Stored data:
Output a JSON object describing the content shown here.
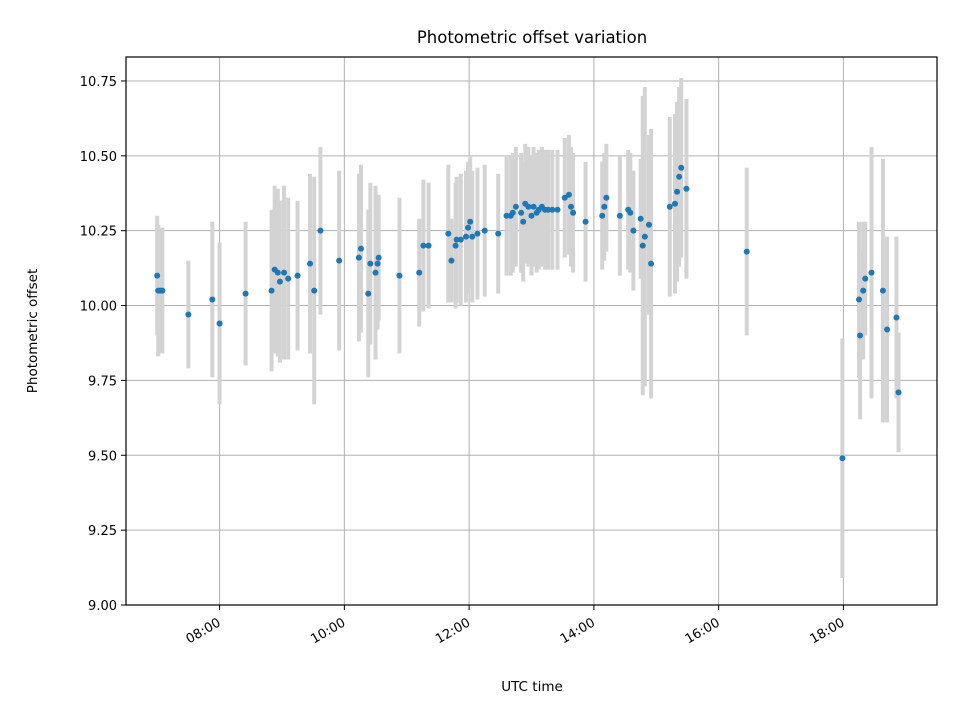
{
  "chart_data": {
    "type": "scatter",
    "title": "Photometric offset variation",
    "xlabel": "UTC time",
    "ylabel": "Photometric offset",
    "x_axis_kind": "time (HH:MM)",
    "xlim": [
      "06:30",
      "19:30"
    ],
    "ylim": [
      9.0,
      10.83
    ],
    "xticks": [
      "08:00",
      "10:00",
      "12:00",
      "14:00",
      "16:00",
      "18:00"
    ],
    "yticks": [
      9.0,
      9.25,
      9.5,
      9.75,
      10.0,
      10.25,
      10.5,
      10.75
    ],
    "ytick_labels": [
      "9.00",
      "9.25",
      "9.50",
      "9.75",
      "10.00",
      "10.25",
      "10.50",
      "10.75"
    ],
    "grid": true,
    "colors": {
      "point": "#1f77b4",
      "errorbar": "#d3d3d3",
      "grid": "#b0b0b0"
    },
    "columns": [
      "time",
      "offset",
      "error"
    ],
    "points": [
      [
        "07:00",
        10.1,
        0.2
      ],
      [
        "07:01",
        10.05,
        0.22
      ],
      [
        "07:03",
        10.05,
        0.21
      ],
      [
        "07:05",
        10.05,
        0.21
      ],
      [
        "07:30",
        9.97,
        0.18
      ],
      [
        "07:53",
        10.02,
        0.26
      ],
      [
        "08:00",
        9.94,
        0.27
      ],
      [
        "08:25",
        10.04,
        0.24
      ],
      [
        "08:50",
        10.05,
        0.27
      ],
      [
        "08:53",
        10.12,
        0.28
      ],
      [
        "08:56",
        10.11,
        0.28
      ],
      [
        "08:58",
        10.08,
        0.27
      ],
      [
        "09:02",
        10.11,
        0.29
      ],
      [
        "09:06",
        10.09,
        0.27
      ],
      [
        "09:15",
        10.1,
        0.25
      ],
      [
        "09:27",
        10.14,
        0.3
      ],
      [
        "09:31",
        10.05,
        0.38
      ],
      [
        "09:37",
        10.25,
        0.28
      ],
      [
        "09:55",
        10.15,
        0.3
      ],
      [
        "10:14",
        10.16,
        0.28
      ],
      [
        "10:16",
        10.19,
        0.28
      ],
      [
        "10:23",
        10.04,
        0.28
      ],
      [
        "10:25",
        10.14,
        0.27
      ],
      [
        "10:30",
        10.11,
        0.29
      ],
      [
        "10:32",
        10.14,
        0.22
      ],
      [
        "10:33",
        10.16,
        0.21
      ],
      [
        "10:53",
        10.1,
        0.26
      ],
      [
        "11:12",
        10.11,
        0.18
      ],
      [
        "11:16",
        10.2,
        0.22
      ],
      [
        "11:21",
        10.2,
        0.21
      ],
      [
        "11:40",
        10.24,
        0.23
      ],
      [
        "11:43",
        10.15,
        0.14
      ],
      [
        "11:47",
        10.2,
        0.21
      ],
      [
        "11:48",
        10.22,
        0.21
      ],
      [
        "11:52",
        10.22,
        0.22
      ],
      [
        "11:57",
        10.23,
        0.22
      ],
      [
        "11:59",
        10.26,
        0.22
      ],
      [
        "12:01",
        10.28,
        0.22
      ],
      [
        "12:03",
        10.23,
        0.22
      ],
      [
        "12:08",
        10.24,
        0.22
      ],
      [
        "12:15",
        10.25,
        0.22
      ],
      [
        "12:28",
        10.24,
        0.2
      ],
      [
        "12:36",
        10.3,
        0.2
      ],
      [
        "12:40",
        10.3,
        0.2
      ],
      [
        "12:42",
        10.31,
        0.2
      ],
      [
        "12:45",
        10.33,
        0.2
      ],
      [
        "12:50",
        10.31,
        0.2
      ],
      [
        "12:52",
        10.28,
        0.2
      ],
      [
        "12:54",
        10.34,
        0.2
      ],
      [
        "12:57",
        10.33,
        0.2
      ],
      [
        "13:00",
        10.3,
        0.2
      ],
      [
        "13:02",
        10.33,
        0.2
      ],
      [
        "13:05",
        10.31,
        0.2
      ],
      [
        "13:07",
        10.32,
        0.2
      ],
      [
        "13:10",
        10.33,
        0.2
      ],
      [
        "13:13",
        10.32,
        0.2
      ],
      [
        "13:16",
        10.32,
        0.2
      ],
      [
        "13:20",
        10.32,
        0.2
      ],
      [
        "13:25",
        10.32,
        0.2
      ],
      [
        "13:32",
        10.36,
        0.2
      ],
      [
        "13:36",
        10.37,
        0.2
      ],
      [
        "13:38",
        10.33,
        0.2
      ],
      [
        "13:40",
        10.31,
        0.2
      ],
      [
        "13:52",
        10.28,
        0.2
      ],
      [
        "14:08",
        10.3,
        0.18
      ],
      [
        "14:10",
        10.33,
        0.18
      ],
      [
        "14:12",
        10.36,
        0.18
      ],
      [
        "14:25",
        10.3,
        0.2
      ],
      [
        "14:33",
        10.32,
        0.2
      ],
      [
        "14:35",
        10.31,
        0.2
      ],
      [
        "14:38",
        10.25,
        0.2
      ],
      [
        "14:45",
        10.29,
        0.2
      ],
      [
        "14:47",
        10.2,
        0.5
      ],
      [
        "14:49",
        10.23,
        0.5
      ],
      [
        "14:53",
        10.27,
        0.3
      ],
      [
        "14:55",
        10.14,
        0.45
      ],
      [
        "15:13",
        10.33,
        0.3
      ],
      [
        "15:18",
        10.34,
        0.3
      ],
      [
        "15:20",
        10.38,
        0.3
      ],
      [
        "15:22",
        10.43,
        0.3
      ],
      [
        "15:24",
        10.46,
        0.3
      ],
      [
        "15:29",
        10.39,
        0.3
      ],
      [
        "16:27",
        10.18,
        0.28
      ],
      [
        "17:59",
        9.49,
        0.4
      ],
      [
        "18:15",
        10.02,
        0.26
      ],
      [
        "18:16",
        9.9,
        0.28
      ],
      [
        "18:19",
        10.05,
        0.23
      ],
      [
        "18:21",
        10.09,
        0.19
      ],
      [
        "18:27",
        10.11,
        0.42
      ],
      [
        "18:38",
        10.05,
        0.44
      ],
      [
        "18:42",
        9.92,
        0.31
      ],
      [
        "18:51",
        9.96,
        0.27
      ],
      [
        "18:53",
        9.71,
        0.2
      ]
    ]
  }
}
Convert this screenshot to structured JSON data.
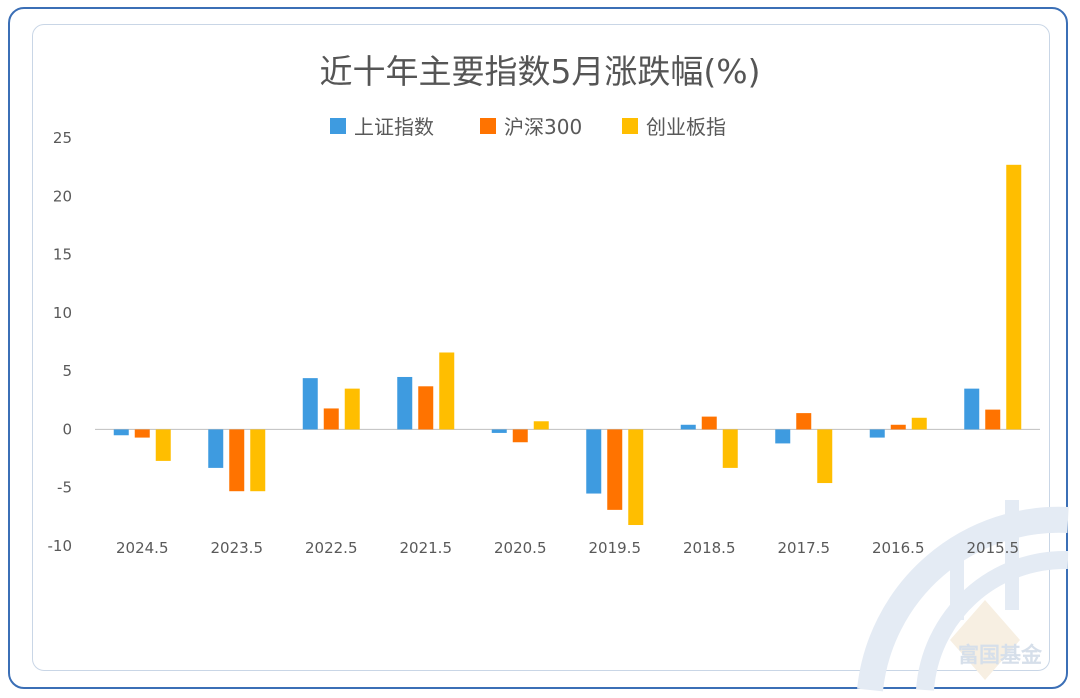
{
  "watermark": {
    "text": "富国基金"
  },
  "colors": {
    "frame": "#3b6fb6",
    "inner_border": "#c9d6e6",
    "axis": "#bfbfbf",
    "text": "#555555",
    "watermark": "#dde6f1"
  },
  "chart_data": {
    "type": "bar",
    "title": "近十年主要指数5月涨跌幅(%)",
    "categories": [
      "2024.5",
      "2023.5",
      "2022.5",
      "2021.5",
      "2020.5",
      "2019.5",
      "2018.5",
      "2017.5",
      "2016.5",
      "2015.5"
    ],
    "series": [
      {
        "name": "上证指数",
        "color": "#3e9be0",
        "values": [
          -0.5,
          -3.3,
          4.4,
          4.5,
          -0.3,
          -5.5,
          0.4,
          -1.2,
          -0.7,
          3.5
        ]
      },
      {
        "name": "沪深300",
        "color": "#ff7300",
        "values": [
          -0.7,
          -5.3,
          1.8,
          3.7,
          -1.1,
          -6.9,
          1.1,
          1.4,
          0.4,
          1.7
        ]
      },
      {
        "name": "创业板指",
        "color": "#ffbe00",
        "values": [
          -2.7,
          -5.3,
          3.5,
          6.6,
          0.7,
          -8.2,
          -3.3,
          -4.6,
          1.0,
          22.7
        ]
      }
    ],
    "yticks": [
      25,
      20,
      15,
      10,
      5,
      0,
      -5,
      -10
    ],
    "ylim": [
      -10,
      25
    ],
    "legend_position": "top-center",
    "grid": false
  }
}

_AIM_.
Collect each line containing the string "JSON".

_FINAL RESULT_.
Output a JSON object describing the content shown here.
Convert this screenshot to structured JSON data.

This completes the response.